EXERCISE DETAILS » Return each entry unchanged.

EXERCISE INPUTS »
=== Section Start ===

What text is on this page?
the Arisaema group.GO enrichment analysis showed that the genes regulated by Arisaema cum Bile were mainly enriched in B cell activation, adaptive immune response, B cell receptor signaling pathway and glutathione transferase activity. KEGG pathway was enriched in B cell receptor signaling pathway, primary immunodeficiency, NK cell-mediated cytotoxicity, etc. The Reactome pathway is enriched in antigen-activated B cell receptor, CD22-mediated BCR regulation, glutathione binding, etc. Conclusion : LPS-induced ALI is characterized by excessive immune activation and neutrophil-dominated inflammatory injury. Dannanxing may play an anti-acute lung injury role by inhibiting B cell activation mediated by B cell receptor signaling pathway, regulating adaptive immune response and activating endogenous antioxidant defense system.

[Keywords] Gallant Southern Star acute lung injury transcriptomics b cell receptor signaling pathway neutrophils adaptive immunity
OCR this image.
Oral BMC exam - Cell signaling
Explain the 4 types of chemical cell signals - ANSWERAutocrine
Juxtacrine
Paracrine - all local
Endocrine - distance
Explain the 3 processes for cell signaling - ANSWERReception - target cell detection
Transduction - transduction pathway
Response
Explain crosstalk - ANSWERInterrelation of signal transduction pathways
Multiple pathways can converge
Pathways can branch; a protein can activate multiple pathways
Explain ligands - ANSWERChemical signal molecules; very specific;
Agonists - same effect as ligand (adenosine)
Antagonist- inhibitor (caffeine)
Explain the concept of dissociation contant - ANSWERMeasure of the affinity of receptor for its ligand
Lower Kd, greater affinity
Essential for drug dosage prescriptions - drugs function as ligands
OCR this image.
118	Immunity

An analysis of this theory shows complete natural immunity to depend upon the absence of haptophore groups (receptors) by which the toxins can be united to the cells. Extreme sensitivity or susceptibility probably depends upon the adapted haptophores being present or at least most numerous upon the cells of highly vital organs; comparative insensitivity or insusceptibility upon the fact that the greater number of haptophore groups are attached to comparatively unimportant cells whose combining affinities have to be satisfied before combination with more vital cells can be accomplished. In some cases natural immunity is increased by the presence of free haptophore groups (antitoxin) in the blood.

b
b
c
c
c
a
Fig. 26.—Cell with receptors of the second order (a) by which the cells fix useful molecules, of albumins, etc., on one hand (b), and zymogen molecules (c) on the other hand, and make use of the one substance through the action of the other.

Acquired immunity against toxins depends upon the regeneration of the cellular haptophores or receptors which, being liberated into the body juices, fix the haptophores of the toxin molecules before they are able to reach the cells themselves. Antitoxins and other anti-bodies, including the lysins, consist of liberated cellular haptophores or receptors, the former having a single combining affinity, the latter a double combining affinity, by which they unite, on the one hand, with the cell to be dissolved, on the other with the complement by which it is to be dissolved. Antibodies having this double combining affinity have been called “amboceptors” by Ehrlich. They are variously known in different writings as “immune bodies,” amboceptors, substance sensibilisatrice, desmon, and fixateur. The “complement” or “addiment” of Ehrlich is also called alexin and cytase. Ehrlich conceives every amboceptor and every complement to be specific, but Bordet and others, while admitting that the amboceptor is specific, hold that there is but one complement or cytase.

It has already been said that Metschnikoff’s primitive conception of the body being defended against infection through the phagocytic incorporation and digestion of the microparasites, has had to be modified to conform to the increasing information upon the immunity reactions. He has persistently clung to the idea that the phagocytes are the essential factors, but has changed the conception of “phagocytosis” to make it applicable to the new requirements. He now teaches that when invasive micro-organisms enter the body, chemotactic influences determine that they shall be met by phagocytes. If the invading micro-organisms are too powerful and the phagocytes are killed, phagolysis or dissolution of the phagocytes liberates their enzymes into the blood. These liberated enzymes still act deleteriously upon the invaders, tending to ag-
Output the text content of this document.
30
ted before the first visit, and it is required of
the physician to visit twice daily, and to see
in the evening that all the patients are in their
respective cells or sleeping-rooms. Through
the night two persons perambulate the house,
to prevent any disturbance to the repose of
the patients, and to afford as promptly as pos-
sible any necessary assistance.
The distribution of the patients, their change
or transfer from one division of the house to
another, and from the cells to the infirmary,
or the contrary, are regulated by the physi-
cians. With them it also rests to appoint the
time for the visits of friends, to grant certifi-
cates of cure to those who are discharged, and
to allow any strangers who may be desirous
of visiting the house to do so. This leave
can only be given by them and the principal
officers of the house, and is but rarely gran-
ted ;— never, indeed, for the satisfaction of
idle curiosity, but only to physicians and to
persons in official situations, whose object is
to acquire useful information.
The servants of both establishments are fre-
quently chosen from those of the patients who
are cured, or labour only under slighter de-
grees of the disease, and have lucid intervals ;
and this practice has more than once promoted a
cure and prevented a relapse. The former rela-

=== Section End ===

ANSWER TO THIS EXERCISE »
What text is on this page?
the Arisaema group.GO enrichment analysis showed that the genes regulated by Arisaema cum Bile were mainly enriched in B cell activation, adaptive immune response, B cell receptor signaling pathway and glutathione transferase activity. KEGG pathway was enriched in B cell receptor signaling pathway, primary immunodeficiency, NK cell-mediated cytotoxicity, etc. The Reactome pathway is enriched in antigen-activated B cell receptor, CD22-mediated BCR regulation, glutathione binding, etc. Conclusion : LPS-induced ALI is characterized by excessive immune activation and neutrophil-dominated inflammatory injury. Dannanxing may play an anti-acute lung injury role by inhibiting B cell activation mediated by B cell receptor signaling pathway, regulating adaptive immune response and activating endogenous antioxidant defense system.

[Keywords] Gallant Southern Star acute lung injury transcriptomics b cell receptor signaling pathway neutrophils adaptive immunity
OCR this image.
Oral BMC exam - Cell signaling
Explain the 4 types of chemical cell signals - ANSWERAutocrine
Juxtacrine
Paracrine - all local
Endocrine - distance
Explain the 3 processes for cell signaling - ANSWERReception - target cell detection
Transduction - transduction pathway
Response
Explain crosstalk - ANSWERInterrelation of signal transduction pathways
Multiple pathways can converge
Pathways can branch; a protein can activate multiple pathways
Explain ligands - ANSWERChemical signal molecules; very specific;
Agonists - same effect as ligand (adenosine)
Antagonist- inhibitor (caffeine)
Explain the concept of dissociation contant - ANSWERMeasure of the affinity of receptor for its ligand
Lower Kd, greater affinity
Essential for drug dosage prescriptions - drugs function as ligands
OCR this image.
118	Immunity

An analysis of this theory shows complete natural immunity to depend upon the absence of haptophore groups (receptors) by which the toxins can be united to the cells. Extreme sensitivity or susceptibility probably depends upon the adapted haptophores being present or at least most numerous upon the cells of highly vital organs; comparative insensitivity or insusceptibility upon the fact that the greater number of haptophore groups are attached to comparatively unimportant cells whose combining affinities have to be satisfied before combination with more vital cells can be accomplished. In some cases natural immunity is increased by the presence of free haptophore groups (antitoxin) in the blood.

b
b
c
c
c
a
Fig. 26.—Cell with receptors of the second order (a) by which the cells fix useful molecules, of albumins, etc., on one hand (b), and zymogen molecules (c) on the other hand, and make use of the one substance through the action of the other.

Acquired immunity against toxins depends upon the regeneration of the cellular haptophores or receptors which, being liberated into the body juices, fix the haptophores of the toxin molecules before they are able to reach the cells themselves. Antitoxins and other anti-bodies, including the lysins, consist of liberated cellular haptophores or receptors, the former having a single combining affinity, the latter a double combining affinity, by which they unite, on the one hand, with the cell to be dissolved, on the other with the complement by which it is to be dissolved. Antibodies having this double combining affinity have been called “amboceptors” by Ehrlich. They are variously known in different writings as “immune bodies,” amboceptors, substance sensibilisatrice, desmon, and fixateur. The “complement” or “addiment” of Ehrlich is also called alexin and cytase. Ehrlich conceives every amboceptor and every complement to be specific, but Bordet and others, while admitting that the amboceptor is specific, hold that there is but one complement or cytase.

It has already been said that Metschnikoff’s primitive conception of the body being defended against infection through the phagocytic incorporation and digestion of the microparasites, has had to be modified to conform to the increasing information upon the immunity reactions. He has persistently clung to the idea that the phagocytes are the essential factors, but has changed the conception of “phagocytosis” to make it applicable to the new requirements. He now teaches that when invasive micro-organisms enter the body, chemotactic influences determine that they shall be met by phagocytes. If the invading micro-organisms are too powerful and the phagocytes are killed, phagolysis or dissolution of the phagocytes liberates their enzymes into the blood. These liberated enzymes still act deleteriously upon the invaders, tending to ag-
Output the text content of this document.
30
ted before the first visit, and it is required of
the physician to visit twice daily, and to see
in the evening that all the patients are in their
respective cells or sleeping-rooms. Through
the night two persons perambulate the house,
to prevent any disturbance to the repose of
the patients, and to afford as promptly as pos-
sible any necessary assistance.
The distribution of the patients, their change
or transfer from one division of the house to
another, and from the cells to the infirmary,
or the contrary, are regulated by the physi-
cians. With them it also rests to appoint the
time for the visits of friends, to grant certifi-
cates of cure to those who are discharged, and
to allow any strangers who may be desirous
of visiting the house to do so. This leave
can only be given by them and the principal
officers of the house, and is but rarely gran-
ted ;— never, indeed, for the satisfaction of
idle curiosity, but only to physicians and to
persons in official situations, whose object is
to acquire useful information.
The servants of both establishments are fre-
quently chosen from those of the patients who
are cured, or labour only under slighter de-
grees of the disease, and have lucid intervals ;
and this practice has more than once promoted a
cure and prevented a relapse. The former rela-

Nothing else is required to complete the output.